• Exercise: Can you retype the entries starting with the line containing "page-frame: Space Office" and going on through the line containing "hero-title-line: Creating: [82, 275, 527, 413]", with both ends included and each line copied exactly?
-------- Source records --------
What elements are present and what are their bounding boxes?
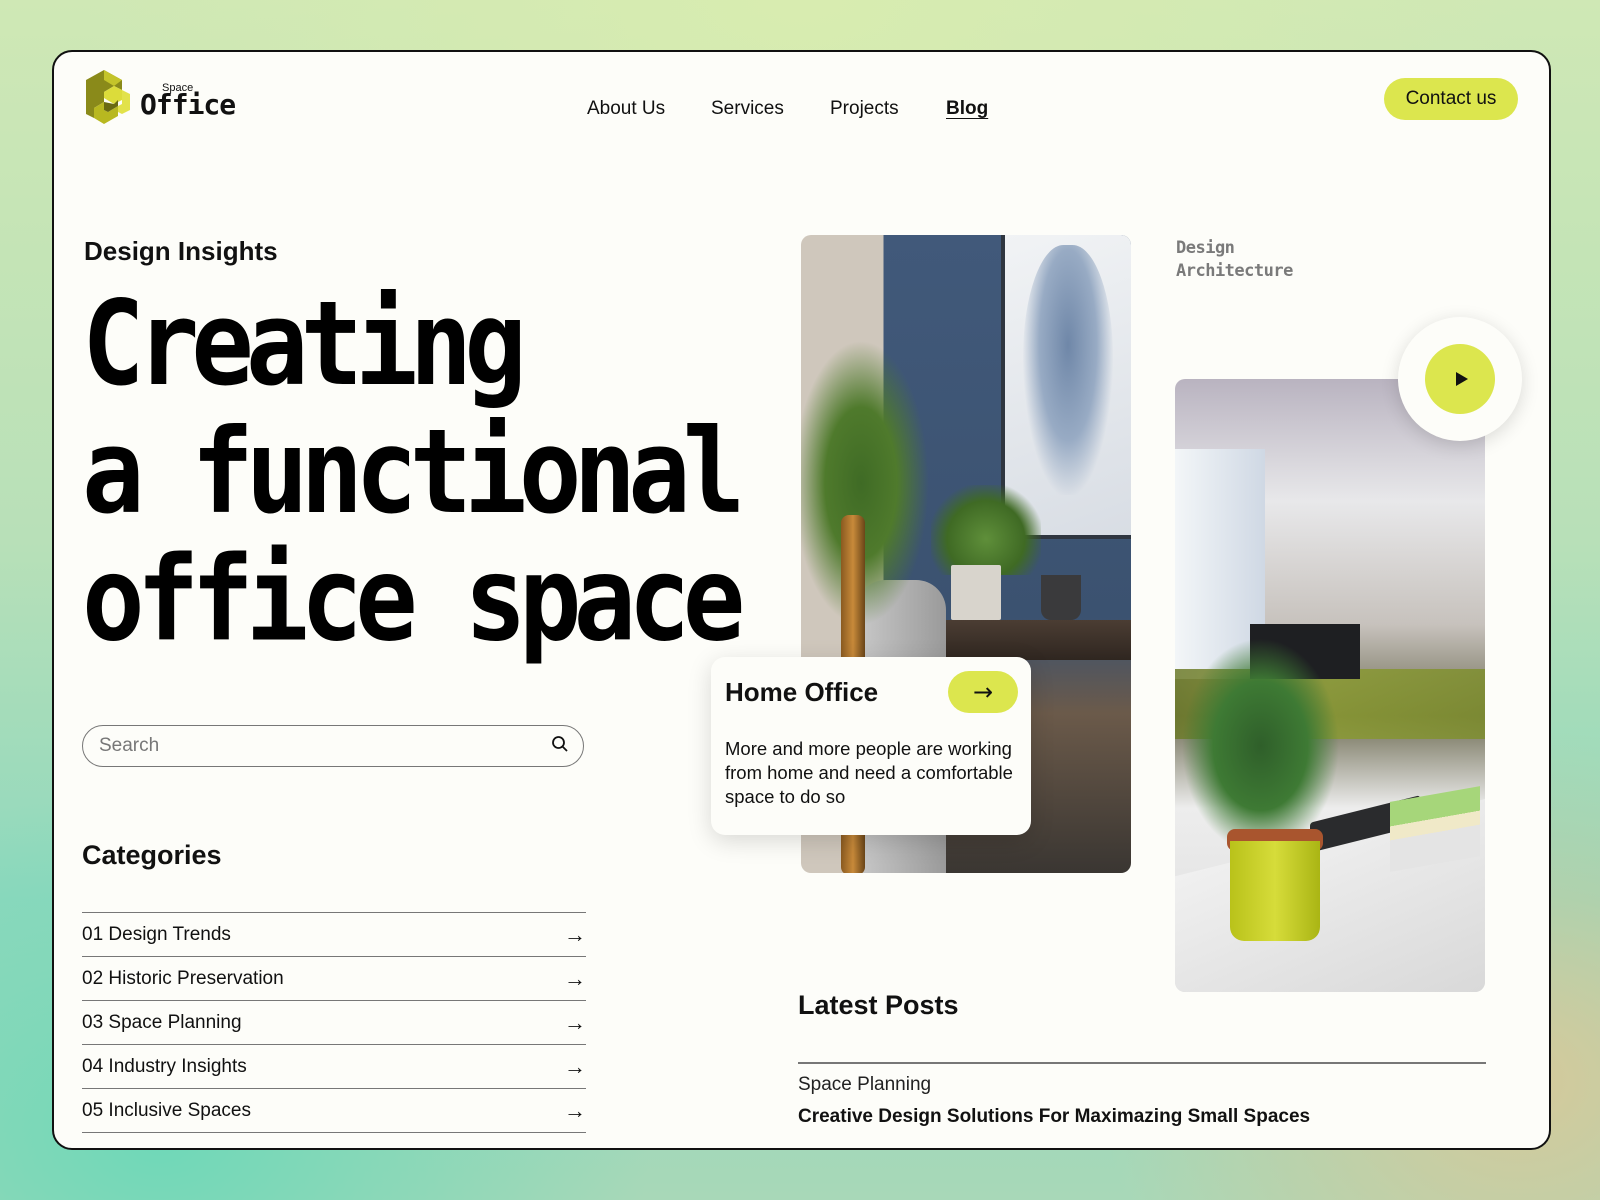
page-frame: Space Office About Us Services Projects …: [52, 50, 1551, 1150]
hero-title-line: office space: [82, 530, 745, 668]
label-line: Design: [1176, 238, 1235, 258]
arrow-right-icon: →: [564, 1053, 586, 1079]
plant-pot: [951, 565, 1001, 620]
category-item[interactable]: 01 Design Trends →: [82, 912, 586, 956]
contact-us-button[interactable]: Contact us: [1384, 78, 1518, 120]
fern-print: [1023, 245, 1113, 495]
logo-cube-icon: [86, 70, 130, 124]
divider: [798, 1062, 1486, 1064]
hero-title-line: a functional: [82, 403, 745, 540]
nav-blog[interactable]: Blog: [946, 98, 988, 120]
nav-about-us[interactable]: About Us: [587, 98, 665, 120]
category-item[interactable]: 05 Inclusive Spaces →: [82, 1088, 586, 1133]
desk: [931, 620, 1131, 660]
post-category: Space Planning: [798, 1074, 932, 1095]
arrow-right-icon: →: [564, 921, 586, 947]
hero-eyebrow: Design Insights: [84, 236, 278, 266]
category-item[interactable]: 03 Space Planning →: [82, 1000, 586, 1044]
categories-title: Categories: [82, 840, 222, 870]
category-item[interactable]: 02 Historic Preservation →: [82, 956, 586, 1000]
card-open-button[interactable]: →: [948, 671, 1018, 713]
card-title: Home Office: [725, 677, 879, 707]
plant-pot: [1230, 841, 1320, 941]
play-icon: [1456, 372, 1468, 386]
video-play-container: [1398, 317, 1522, 441]
logo-wordmark: Office: [140, 88, 236, 121]
category-label: 02 Historic Preservation: [82, 967, 284, 989]
search-box: [82, 725, 584, 767]
hero-title-line: Creating: [82, 275, 527, 413]
category-label: 05 Inclusive Spaces: [82, 1099, 251, 1121]
nav-projects[interactable]: Projects: [830, 98, 899, 120]
latest-posts-title: Latest Posts: [798, 990, 959, 1020]
arrow-right-icon: →: [972, 678, 994, 706]
card-description: More and more people are working from ho…: [725, 738, 1013, 807]
logo[interactable]: Space Office: [80, 66, 236, 128]
label-line: Architecture: [1176, 261, 1293, 281]
category-label: 03 Space Planning: [82, 1011, 242, 1033]
category-item[interactable]: 04 Industry Insights →: [82, 1044, 586, 1088]
play-button[interactable]: [1425, 344, 1495, 414]
search-input[interactable]: [97, 734, 551, 758]
home-office-card: Home Office → More and more people are w…: [711, 657, 1031, 835]
hero-title: Creating a functional office space: [82, 275, 745, 668]
arrow-right-icon: →: [564, 1009, 586, 1035]
categories-list: 01 Design Trends → 02 Historic Preservat…: [82, 912, 586, 1133]
post-title-link[interactable]: Creative Design Solutions For Maximazing…: [798, 1106, 1310, 1128]
category-label: 01 Design Trends: [82, 923, 231, 945]
design-architecture-label: Design Architecture: [1176, 237, 1293, 283]
category-label: 04 Industry Insights: [82, 1055, 247, 1077]
arrow-right-icon: →: [564, 1097, 586, 1123]
nav-services[interactable]: Services: [711, 98, 784, 120]
plant-pot: [1041, 575, 1081, 620]
search-icon[interactable]: [551, 735, 569, 757]
arrow-right-icon: →: [564, 965, 586, 991]
open-office-photo: [1175, 379, 1485, 992]
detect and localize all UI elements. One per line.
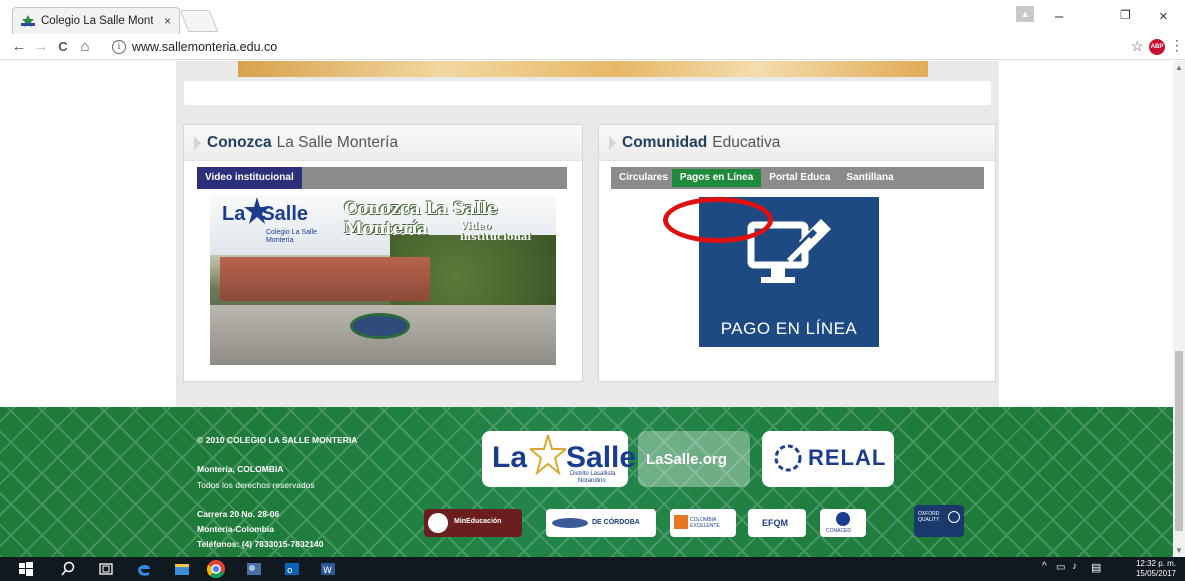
panel-header: Comunidad Educativa [599,125,995,161]
page-scrollbar[interactable]: ▲ ▼ [1173,61,1185,557]
windows-start-icon[interactable] [18,561,34,577]
footer-city2: Montería-Colombia [197,524,274,534]
clock-time[interactable]: 12:32 p. m. [1114,559,1176,568]
browser-tab[interactable]: Colegio La Salle Monterí × [12,7,180,34]
scroll-up-icon[interactable]: ▲ [1175,63,1183,72]
forward-icon[interactable]: → [30,38,52,55]
tab-santillana[interactable]: Santillana [838,167,901,189]
efqm-logo[interactable]: EFQM [748,509,806,537]
panel-title-light: Educativa [712,133,781,151]
top-banner-image [238,61,928,77]
footer-address: Carrera 20 No. 28-06 [197,509,280,519]
star-icon [530,435,566,475]
lasalle-distrito-logo[interactable]: La Salle Distrito Lasallista Norandino [482,431,636,487]
footer-city: Montería, COLOMBIA [197,464,284,474]
browser-menu-icon[interactable]: ⋮ [1170,37,1184,54]
tab-title: Colegio La Salle Monterí [41,15,153,27]
panel-title-light: La Salle Montería [276,133,399,151]
panel-header: Conozca La Salle Montería [184,125,582,161]
chrome-icon[interactable] [206,559,226,579]
home-icon[interactable]: ⌂ [74,38,96,55]
svg-text:o: o [287,566,293,576]
word-icon[interactable]: W [320,561,336,577]
lasalle-logo-subtitle: Colegio La Salle Montería [266,229,317,244]
bookmark-star-icon[interactable]: ☆ [1131,38,1144,55]
pago-en-linea-label: PAGO EN LÍNEA [720,319,858,338]
app-icon[interactable] [246,561,262,577]
volume-icon[interactable]: ♪ [1072,561,1077,572]
address-bar[interactable]: i www.sallemonteria.edu.co [112,36,1150,58]
outlook-icon[interactable]: o [284,561,300,577]
file-explorer-icon[interactable] [174,561,190,577]
lasalle-star-icon [244,197,270,224]
tray-chevron-icon[interactable]: ^ [1042,561,1047,572]
relal-logo[interactable]: RELAL [762,431,894,487]
site-favicon-icon [21,15,35,27]
video-tabs-bar: Video institucional [197,167,567,189]
video-subtitle-overlay: Video institucional [460,221,532,243]
tab-close-icon[interactable]: × [164,14,171,28]
edge-browser-icon[interactable] [136,561,152,577]
cordoba-logo[interactable]: DE CÓRDOBA [546,509,656,537]
panel-title-strong: Comunidad [622,133,708,151]
network-icon[interactable]: ▭ [1056,562,1065,573]
footer-phones: Teléfonos: (4) 7833015-7832140 [197,539,324,549]
notifications-icon[interactable]: ▤ [1091,561,1101,574]
comunidad-tabs-bar: Circulares Pagos en Línea Portal Educa S… [611,167,984,189]
lasalle-logo: La Salle [222,197,308,226]
site-footer: © 2010 COLEGIO LA SALLE MONTERIA Monterí… [0,407,1173,557]
arrow-bullet-icon [609,135,618,150]
windows-taskbar: o W ^ ▭ ♪ ▤ 12:32 p. m. 15/05/2017 [0,557,1185,581]
adblock-icon[interactable]: ABP [1149,39,1165,55]
profile-icon[interactable]: ▲ [1016,6,1034,22]
content-column: Conozca La Salle Montería Video instituc… [176,61,999,407]
oxford-quality-logo[interactable]: OXFORD QUALITY [914,505,964,537]
conozca-panel: Conozca La Salle Montería Video instituc… [183,124,583,382]
tab-video-institucional[interactable]: Video institucional [197,167,302,189]
info-icon[interactable]: i [112,40,126,54]
tab-circulares[interactable]: Circulares [611,167,672,189]
footer-rights: Todos los derechos reservados [197,480,315,490]
comunidad-panel: Comunidad Educativa Circulares Pagos en … [598,124,996,382]
panel-title-strong: Conozca [207,133,272,151]
svg-text:W: W [323,566,332,576]
close-window-icon[interactable]: × [1159,8,1168,25]
relal-emblem-icon [774,444,802,472]
lasalleorg-logo[interactable]: LaSalle.org [638,431,750,487]
banner-spacer [184,81,991,105]
clock-date[interactable]: 15/05/2017 [1114,569,1176,578]
footer-copyright: © 2010 COLEGIO LA SALLE MONTERIA [197,435,358,445]
task-view-icon[interactable] [98,561,114,577]
browser-toolbar: ← → C ⌂ i www.sallemonteria.edu.co ☆ ABP… [0,34,1185,60]
search-icon[interactable] [60,561,76,577]
scroll-thumb[interactable] [1175,351,1183,531]
tab-pagos-en-linea[interactable]: Pagos en Línea [671,169,762,187]
scroll-down-icon[interactable]: ▼ [1175,546,1183,555]
video-thumbnail[interactable]: La Salle Colegio La Salle Montería Conozc… [210,195,556,365]
browser-tabstrip: Colegio La Salle Monterí × ▲ – ❐ × [0,0,1185,34]
reload-icon[interactable]: C [52,39,74,54]
highlight-circle [663,197,773,243]
new-tab-button[interactable] [179,10,219,32]
page-viewport: Conozca La Salle Montería Video instituc… [0,61,1173,557]
mineducacion-logo[interactable]: MinEducación [424,509,522,537]
conaced-logo[interactable]: CONACED [820,509,866,537]
restore-icon[interactable]: ❐ [1120,8,1131,22]
minimize-icon[interactable]: – [1055,8,1063,25]
url-text[interactable]: www.sallemonteria.edu.co [132,40,277,54]
arrow-bullet-icon [194,135,203,150]
tab-portal-educa[interactable]: Portal Educa [761,167,838,189]
colombia-excelente-logo[interactable]: COLOMBIA EXCELENTE [670,509,736,537]
back-icon[interactable]: ← [8,38,30,55]
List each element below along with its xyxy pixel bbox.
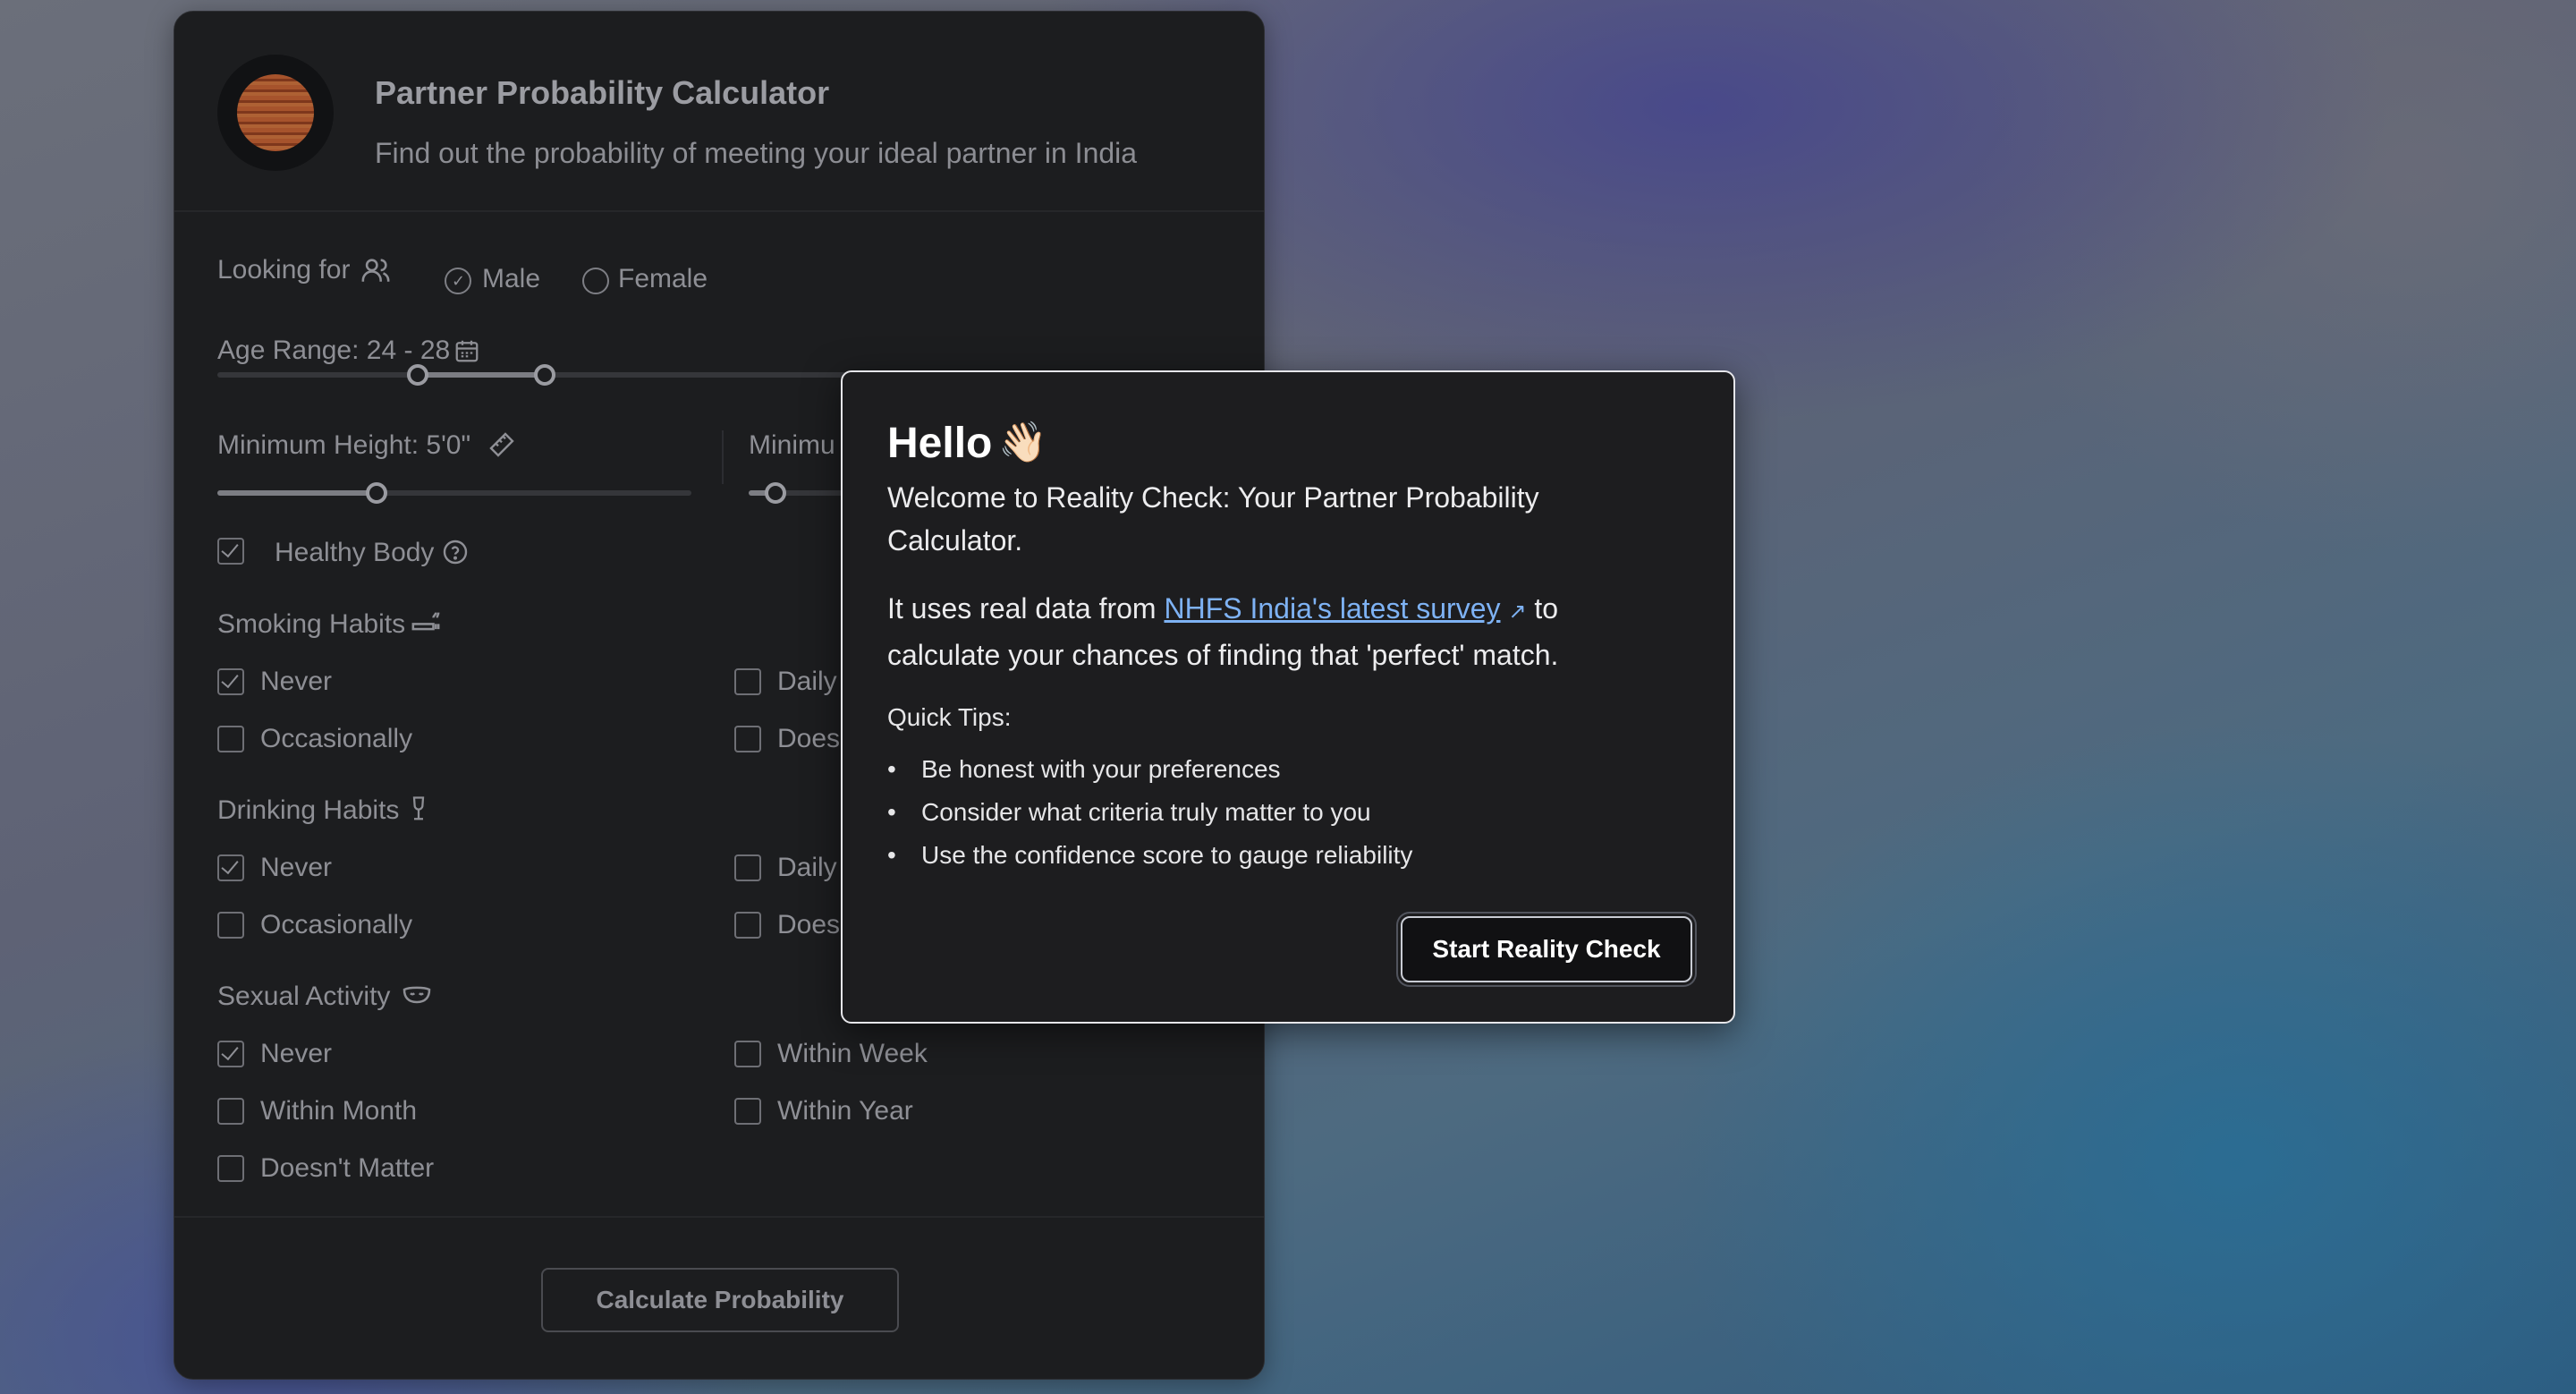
--------
• Answer to the exercise:
page-frame: Space Office About Us Services Projects …: [52, 50, 1551, 1150]
hero-title-line: office space: [82, 530, 745, 668]
label-line: Design: [1176, 238, 1235, 258]
arrow-right-icon: →: [564, 1053, 586, 1079]
plant-pot: [951, 565, 1001, 620]
category-item[interactable]: 01 Design Trends →: [82, 912, 586, 956]
contact-us-button[interactable]: Contact us: [1384, 78, 1518, 120]
fern-print: [1023, 245, 1113, 495]
logo-cube-icon: [86, 70, 130, 124]
divider: [798, 1062, 1486, 1064]
hero-title-line: a functional: [82, 403, 745, 540]
nav-blog[interactable]: Blog: [946, 98, 988, 120]
nav-about-us[interactable]: About Us: [587, 98, 665, 120]
category-item[interactable]: 05 Inclusive Spaces →: [82, 1088, 586, 1133]
desk: [931, 620, 1131, 660]
post-category: Space Planning: [798, 1074, 932, 1095]
arrow-right-icon: →: [564, 921, 586, 947]
hero-eyebrow: Design Insights: [84, 236, 278, 266]
category-item[interactable]: 03 Space Planning →: [82, 1000, 586, 1044]
categories-title: Categories: [82, 840, 222, 870]
category-item[interactable]: 02 Historic Preservation →: [82, 956, 586, 1000]
card-open-button[interactable]: →: [948, 671, 1018, 713]
card-title: Home Office: [725, 677, 879, 707]
plant-pot: [1230, 841, 1320, 941]
play-icon: [1456, 372, 1468, 386]
video-play-container: [1398, 317, 1522, 441]
logo-wordmark: Office: [140, 88, 236, 121]
category-label: 02 Historic Preservation: [82, 967, 284, 989]
search-box: [82, 725, 584, 767]
hero-title-line: Creating: [82, 275, 527, 413]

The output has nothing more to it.